───── DATASET EXTRACT

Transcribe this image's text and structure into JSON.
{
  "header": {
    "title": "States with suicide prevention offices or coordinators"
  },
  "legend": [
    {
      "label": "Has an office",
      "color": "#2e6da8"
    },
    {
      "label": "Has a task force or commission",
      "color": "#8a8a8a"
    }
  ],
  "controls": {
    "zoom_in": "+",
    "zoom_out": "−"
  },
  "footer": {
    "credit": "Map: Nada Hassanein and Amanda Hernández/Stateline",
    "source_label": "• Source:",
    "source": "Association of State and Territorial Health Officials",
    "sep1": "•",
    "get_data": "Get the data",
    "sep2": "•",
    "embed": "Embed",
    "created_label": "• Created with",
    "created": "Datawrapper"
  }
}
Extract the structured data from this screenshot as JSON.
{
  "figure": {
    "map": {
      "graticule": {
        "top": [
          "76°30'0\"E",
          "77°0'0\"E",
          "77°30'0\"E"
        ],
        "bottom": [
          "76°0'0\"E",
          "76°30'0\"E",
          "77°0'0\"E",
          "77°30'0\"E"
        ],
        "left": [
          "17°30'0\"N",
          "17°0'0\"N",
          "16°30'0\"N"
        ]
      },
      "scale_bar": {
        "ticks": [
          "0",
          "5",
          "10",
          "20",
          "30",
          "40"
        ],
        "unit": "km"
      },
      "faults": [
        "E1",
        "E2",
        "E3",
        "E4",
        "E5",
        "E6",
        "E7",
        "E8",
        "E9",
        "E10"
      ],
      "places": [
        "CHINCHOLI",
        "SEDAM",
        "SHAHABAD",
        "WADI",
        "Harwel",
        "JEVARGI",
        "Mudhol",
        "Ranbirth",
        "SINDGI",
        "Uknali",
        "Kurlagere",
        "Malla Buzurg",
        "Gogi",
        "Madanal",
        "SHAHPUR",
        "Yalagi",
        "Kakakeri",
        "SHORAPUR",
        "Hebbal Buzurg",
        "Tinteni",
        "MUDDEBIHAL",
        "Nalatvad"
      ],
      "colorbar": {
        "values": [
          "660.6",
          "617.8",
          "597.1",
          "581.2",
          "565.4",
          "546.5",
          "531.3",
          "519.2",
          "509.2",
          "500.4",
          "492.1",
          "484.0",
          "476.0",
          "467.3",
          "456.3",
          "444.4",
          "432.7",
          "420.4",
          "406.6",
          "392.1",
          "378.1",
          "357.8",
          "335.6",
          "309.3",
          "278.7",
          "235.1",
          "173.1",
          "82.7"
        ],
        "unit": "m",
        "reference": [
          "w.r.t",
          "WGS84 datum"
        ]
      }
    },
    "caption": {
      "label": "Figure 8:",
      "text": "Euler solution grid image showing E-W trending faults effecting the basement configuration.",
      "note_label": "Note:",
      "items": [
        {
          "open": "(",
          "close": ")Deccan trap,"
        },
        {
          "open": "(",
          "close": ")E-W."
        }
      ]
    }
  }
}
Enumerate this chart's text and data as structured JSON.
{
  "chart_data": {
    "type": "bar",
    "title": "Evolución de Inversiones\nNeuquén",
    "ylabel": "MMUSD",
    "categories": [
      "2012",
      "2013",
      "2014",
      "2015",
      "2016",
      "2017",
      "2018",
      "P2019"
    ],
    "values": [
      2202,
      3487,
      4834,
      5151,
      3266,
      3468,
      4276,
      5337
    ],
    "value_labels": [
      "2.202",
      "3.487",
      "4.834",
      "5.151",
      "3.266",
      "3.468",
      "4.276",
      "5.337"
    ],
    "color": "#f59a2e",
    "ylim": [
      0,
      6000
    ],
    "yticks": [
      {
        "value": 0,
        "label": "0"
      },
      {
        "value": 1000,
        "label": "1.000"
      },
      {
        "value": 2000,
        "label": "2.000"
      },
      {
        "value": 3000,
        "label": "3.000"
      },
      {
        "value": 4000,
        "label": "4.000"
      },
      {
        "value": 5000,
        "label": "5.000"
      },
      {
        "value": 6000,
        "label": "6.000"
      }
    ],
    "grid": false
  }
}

──────────

Extract every line above containing the word "text".

Transcribe this image's text and structure into JSON.
      "text": "Euler solution grid image showing E-W trending faults effecting the basement configuration.",
Enumerate this chart's text and data as structured JSON.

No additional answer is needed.